§ Directions
Please copy every line of the records below that holds the word "students".

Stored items
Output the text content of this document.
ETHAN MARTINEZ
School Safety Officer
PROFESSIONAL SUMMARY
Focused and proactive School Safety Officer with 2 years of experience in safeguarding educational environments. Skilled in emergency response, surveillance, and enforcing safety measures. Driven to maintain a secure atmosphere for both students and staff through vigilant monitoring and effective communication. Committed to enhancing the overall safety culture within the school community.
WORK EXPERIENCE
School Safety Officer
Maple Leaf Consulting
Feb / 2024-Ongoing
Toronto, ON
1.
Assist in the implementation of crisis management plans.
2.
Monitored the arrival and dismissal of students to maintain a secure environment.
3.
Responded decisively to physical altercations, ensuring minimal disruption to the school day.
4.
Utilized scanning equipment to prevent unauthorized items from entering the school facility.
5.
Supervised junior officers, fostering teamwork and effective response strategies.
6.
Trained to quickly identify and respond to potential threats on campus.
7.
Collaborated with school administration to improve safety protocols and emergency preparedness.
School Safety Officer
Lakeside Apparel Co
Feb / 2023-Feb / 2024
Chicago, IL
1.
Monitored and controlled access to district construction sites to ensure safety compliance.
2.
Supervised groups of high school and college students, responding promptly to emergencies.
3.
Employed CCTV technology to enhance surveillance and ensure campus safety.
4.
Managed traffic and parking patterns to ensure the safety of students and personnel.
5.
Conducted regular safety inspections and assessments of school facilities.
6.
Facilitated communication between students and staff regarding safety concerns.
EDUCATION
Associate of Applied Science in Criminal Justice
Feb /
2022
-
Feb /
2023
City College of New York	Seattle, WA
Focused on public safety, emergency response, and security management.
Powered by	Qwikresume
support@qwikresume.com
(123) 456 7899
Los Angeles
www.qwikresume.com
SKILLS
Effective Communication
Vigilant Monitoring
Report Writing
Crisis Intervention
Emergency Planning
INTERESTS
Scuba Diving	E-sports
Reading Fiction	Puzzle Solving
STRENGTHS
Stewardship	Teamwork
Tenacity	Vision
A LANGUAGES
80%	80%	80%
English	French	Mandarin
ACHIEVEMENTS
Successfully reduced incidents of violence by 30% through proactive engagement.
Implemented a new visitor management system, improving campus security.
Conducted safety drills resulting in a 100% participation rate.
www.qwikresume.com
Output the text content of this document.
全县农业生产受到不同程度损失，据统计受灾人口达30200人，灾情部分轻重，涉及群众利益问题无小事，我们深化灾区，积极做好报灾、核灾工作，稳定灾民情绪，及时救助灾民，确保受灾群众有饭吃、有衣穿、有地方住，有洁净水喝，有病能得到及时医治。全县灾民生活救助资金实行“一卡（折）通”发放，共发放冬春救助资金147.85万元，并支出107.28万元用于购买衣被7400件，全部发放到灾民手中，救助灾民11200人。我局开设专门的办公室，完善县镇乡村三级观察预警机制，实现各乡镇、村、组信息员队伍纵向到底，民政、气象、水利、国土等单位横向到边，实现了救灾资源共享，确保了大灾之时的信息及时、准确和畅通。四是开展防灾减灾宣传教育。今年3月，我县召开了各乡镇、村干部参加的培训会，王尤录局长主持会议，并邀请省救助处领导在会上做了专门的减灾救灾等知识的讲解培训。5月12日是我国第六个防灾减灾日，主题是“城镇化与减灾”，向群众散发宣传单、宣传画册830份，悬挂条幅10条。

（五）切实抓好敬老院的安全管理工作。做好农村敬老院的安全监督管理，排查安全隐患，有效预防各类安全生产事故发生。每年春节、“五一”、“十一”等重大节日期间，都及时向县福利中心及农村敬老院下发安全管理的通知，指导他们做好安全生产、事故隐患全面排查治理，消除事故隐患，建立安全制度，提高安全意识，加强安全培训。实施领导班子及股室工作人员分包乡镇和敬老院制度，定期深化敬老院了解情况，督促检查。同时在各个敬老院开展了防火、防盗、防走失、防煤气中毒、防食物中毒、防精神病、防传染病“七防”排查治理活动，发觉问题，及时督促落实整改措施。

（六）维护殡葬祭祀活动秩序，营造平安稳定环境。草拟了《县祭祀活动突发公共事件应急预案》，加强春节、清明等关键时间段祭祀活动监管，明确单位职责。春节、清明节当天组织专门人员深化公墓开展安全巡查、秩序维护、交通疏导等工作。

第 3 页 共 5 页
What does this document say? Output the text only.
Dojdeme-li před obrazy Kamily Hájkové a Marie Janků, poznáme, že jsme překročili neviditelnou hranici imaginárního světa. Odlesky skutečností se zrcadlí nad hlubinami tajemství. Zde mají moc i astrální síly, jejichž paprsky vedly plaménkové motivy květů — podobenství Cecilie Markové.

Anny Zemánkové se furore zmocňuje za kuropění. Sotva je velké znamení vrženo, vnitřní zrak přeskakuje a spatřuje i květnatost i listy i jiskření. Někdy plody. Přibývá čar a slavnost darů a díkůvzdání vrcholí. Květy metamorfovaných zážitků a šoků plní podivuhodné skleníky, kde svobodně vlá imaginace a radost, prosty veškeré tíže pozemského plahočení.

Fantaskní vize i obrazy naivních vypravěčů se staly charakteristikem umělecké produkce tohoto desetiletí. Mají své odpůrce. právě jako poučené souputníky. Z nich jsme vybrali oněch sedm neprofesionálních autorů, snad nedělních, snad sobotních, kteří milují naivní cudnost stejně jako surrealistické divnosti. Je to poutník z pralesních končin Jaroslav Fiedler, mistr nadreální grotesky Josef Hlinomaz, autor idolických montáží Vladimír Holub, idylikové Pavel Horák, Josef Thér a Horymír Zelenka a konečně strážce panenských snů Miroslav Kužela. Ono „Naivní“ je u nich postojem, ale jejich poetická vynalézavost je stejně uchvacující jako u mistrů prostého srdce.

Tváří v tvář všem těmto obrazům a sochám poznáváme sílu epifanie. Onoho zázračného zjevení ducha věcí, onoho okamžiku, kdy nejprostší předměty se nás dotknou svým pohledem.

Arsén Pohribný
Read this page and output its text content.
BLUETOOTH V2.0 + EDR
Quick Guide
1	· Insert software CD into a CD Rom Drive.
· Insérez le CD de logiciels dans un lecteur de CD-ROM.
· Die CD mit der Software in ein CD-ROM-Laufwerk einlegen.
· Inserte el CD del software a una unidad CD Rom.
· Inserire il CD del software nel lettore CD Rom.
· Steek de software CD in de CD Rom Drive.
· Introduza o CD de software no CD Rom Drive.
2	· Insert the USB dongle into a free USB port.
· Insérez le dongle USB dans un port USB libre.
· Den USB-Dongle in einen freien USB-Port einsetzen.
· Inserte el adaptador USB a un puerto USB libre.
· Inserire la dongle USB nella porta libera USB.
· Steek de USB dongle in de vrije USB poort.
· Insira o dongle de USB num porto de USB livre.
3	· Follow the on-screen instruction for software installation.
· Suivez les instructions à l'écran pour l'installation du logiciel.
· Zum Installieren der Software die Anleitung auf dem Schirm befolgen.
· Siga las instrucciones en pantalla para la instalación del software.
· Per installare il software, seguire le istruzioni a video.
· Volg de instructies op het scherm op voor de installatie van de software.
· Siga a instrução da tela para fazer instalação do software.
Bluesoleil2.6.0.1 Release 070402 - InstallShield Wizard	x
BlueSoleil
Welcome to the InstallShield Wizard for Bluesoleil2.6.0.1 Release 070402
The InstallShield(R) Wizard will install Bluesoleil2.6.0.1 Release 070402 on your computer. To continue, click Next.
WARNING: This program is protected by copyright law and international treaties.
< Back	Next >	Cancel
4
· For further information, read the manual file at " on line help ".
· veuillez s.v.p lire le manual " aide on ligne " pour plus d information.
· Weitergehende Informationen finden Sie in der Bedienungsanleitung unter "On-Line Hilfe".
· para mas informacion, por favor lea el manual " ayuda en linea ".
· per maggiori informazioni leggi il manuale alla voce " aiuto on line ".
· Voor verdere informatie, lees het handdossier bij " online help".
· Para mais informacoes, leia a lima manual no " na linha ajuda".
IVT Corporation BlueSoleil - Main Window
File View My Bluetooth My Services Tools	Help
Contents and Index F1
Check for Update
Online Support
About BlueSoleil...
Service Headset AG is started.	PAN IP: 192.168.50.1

§ Exercise response
Focused and proactive School Safety Officer with 2 years of experience in safeguarding educational environments. Skilled in emergency response, surveillance, and enforcing safety measures. Driven to maintain a secure atmosphere for both students and staff through vigilant monitoring and effective communication. Committed to enhancing the overall safety culture within the school community.
Monitored the arrival and dismissal of students to maintain a secure environment.
Supervised groups of high school and college students, responding promptly to emergencies.
Managed traffic and parking patterns to ensure the safety of students and personnel.
Facilitated communication between students and staff regarding safety concerns.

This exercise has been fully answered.